> _EXERCISE TASK_
Search the listing below for the string "ylabel" and show each line that contains it.

━━ DATASET RECORDS

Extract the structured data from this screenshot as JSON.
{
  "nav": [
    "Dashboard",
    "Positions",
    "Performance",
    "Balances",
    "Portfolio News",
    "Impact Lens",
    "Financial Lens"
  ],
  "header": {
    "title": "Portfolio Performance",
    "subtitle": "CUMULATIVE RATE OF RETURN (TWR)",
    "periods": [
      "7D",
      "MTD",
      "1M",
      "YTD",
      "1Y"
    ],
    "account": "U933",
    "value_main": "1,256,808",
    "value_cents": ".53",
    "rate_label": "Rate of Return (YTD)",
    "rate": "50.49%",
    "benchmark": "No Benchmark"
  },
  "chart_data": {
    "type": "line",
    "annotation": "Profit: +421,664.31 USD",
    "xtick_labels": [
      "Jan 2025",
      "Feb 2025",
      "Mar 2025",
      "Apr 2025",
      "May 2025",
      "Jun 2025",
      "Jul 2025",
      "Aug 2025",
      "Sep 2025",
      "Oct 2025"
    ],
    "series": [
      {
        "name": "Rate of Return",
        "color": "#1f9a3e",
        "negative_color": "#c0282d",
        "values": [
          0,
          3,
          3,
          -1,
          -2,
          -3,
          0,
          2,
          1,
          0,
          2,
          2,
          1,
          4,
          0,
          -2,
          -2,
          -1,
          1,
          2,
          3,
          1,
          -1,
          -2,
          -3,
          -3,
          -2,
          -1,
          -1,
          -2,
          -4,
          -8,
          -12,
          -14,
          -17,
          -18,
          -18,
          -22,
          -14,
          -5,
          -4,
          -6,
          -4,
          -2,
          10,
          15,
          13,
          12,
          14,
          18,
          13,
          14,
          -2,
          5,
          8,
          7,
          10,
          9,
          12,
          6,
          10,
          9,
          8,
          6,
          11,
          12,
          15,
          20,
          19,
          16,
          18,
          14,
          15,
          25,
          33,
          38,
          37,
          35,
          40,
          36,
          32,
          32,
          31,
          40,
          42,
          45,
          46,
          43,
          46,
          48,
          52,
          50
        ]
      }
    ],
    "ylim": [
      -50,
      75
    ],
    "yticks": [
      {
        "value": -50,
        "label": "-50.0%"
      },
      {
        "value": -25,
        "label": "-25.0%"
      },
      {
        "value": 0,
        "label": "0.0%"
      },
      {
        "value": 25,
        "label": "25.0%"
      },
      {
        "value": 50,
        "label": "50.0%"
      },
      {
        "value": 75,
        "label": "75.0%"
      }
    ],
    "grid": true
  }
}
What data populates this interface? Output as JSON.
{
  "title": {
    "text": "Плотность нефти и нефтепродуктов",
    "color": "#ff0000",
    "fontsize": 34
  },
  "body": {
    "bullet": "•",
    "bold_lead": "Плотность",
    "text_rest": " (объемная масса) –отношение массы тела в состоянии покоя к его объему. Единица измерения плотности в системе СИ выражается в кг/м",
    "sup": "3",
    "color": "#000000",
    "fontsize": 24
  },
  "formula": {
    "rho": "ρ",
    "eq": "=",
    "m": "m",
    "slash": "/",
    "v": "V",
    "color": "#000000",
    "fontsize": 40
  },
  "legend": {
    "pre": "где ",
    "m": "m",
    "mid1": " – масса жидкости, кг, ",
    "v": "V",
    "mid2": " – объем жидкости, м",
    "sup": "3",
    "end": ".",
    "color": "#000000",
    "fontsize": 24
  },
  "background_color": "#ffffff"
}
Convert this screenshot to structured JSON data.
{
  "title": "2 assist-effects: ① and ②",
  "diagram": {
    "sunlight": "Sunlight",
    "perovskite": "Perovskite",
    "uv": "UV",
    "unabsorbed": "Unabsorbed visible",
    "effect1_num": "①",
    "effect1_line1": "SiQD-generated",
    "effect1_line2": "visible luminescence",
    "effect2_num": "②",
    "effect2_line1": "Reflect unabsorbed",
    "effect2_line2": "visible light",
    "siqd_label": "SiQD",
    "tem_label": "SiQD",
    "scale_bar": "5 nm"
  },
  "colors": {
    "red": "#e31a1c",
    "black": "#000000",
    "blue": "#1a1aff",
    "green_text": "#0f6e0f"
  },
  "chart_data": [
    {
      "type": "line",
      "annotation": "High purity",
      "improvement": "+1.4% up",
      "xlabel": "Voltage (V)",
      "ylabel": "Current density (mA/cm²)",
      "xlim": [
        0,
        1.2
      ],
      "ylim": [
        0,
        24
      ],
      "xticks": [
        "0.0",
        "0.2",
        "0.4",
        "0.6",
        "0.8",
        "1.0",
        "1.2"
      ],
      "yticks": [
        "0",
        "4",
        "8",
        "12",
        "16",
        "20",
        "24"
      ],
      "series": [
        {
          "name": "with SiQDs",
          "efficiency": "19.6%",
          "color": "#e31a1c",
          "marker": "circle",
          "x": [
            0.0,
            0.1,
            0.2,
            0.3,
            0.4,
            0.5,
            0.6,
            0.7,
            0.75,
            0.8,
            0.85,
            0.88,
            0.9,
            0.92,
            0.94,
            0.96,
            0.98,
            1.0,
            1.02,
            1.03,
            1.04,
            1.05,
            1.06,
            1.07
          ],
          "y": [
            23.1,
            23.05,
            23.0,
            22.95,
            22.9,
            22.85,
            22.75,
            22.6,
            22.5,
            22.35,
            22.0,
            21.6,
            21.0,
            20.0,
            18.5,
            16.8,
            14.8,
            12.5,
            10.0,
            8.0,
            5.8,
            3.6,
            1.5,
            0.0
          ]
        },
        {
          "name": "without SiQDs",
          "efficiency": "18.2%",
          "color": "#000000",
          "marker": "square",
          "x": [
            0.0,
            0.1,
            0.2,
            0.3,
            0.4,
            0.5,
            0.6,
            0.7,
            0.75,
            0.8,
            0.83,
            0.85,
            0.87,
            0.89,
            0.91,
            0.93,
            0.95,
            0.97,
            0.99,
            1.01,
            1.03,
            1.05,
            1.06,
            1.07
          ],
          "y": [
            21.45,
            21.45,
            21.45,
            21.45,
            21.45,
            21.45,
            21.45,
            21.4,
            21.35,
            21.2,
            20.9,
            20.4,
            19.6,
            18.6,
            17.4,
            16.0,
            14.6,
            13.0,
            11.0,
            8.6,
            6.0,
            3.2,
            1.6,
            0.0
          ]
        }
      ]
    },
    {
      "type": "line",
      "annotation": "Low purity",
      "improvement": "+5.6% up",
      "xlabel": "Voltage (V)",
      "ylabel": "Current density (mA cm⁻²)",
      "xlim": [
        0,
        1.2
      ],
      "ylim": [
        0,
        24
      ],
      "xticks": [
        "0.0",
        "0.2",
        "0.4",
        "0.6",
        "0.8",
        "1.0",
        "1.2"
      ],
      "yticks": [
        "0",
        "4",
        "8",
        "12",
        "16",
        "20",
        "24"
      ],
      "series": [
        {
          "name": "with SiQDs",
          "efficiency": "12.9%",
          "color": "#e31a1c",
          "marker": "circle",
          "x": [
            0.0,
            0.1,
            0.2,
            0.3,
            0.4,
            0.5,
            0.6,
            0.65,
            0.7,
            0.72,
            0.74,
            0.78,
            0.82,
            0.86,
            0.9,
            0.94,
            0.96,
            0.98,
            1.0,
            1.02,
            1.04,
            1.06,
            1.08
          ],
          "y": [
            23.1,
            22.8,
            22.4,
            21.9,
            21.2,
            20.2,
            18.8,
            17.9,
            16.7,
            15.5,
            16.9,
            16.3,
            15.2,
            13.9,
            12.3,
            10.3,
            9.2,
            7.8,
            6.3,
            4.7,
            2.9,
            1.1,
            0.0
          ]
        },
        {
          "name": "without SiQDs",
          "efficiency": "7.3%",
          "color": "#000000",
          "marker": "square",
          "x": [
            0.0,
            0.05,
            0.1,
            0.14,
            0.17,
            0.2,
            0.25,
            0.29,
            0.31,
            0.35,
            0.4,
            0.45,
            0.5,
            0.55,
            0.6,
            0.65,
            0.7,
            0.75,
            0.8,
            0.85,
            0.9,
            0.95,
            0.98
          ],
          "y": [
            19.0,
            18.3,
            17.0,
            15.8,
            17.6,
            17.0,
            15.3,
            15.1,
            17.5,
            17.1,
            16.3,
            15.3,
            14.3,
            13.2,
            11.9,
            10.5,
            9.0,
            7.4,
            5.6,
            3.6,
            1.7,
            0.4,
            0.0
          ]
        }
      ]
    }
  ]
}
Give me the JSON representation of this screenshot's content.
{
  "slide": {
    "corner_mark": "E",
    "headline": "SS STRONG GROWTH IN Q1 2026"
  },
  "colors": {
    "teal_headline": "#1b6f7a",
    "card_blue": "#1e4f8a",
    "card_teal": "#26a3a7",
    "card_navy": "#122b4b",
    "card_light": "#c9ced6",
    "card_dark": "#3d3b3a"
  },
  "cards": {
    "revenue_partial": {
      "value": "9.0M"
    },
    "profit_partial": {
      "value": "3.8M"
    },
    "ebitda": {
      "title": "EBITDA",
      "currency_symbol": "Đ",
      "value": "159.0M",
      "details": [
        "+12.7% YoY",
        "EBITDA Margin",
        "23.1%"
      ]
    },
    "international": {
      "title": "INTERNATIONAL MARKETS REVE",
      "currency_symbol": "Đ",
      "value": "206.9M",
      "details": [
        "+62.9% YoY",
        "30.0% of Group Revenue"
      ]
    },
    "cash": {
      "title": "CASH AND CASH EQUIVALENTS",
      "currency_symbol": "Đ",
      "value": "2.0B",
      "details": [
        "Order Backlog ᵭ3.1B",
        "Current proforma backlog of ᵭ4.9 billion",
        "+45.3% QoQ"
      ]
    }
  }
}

━━━━

> _RESULT OF THIS TASK_
      "ylabel": "Current density (mA/cm²)",
      "ylabel": "Current density (mA cm⁻²)",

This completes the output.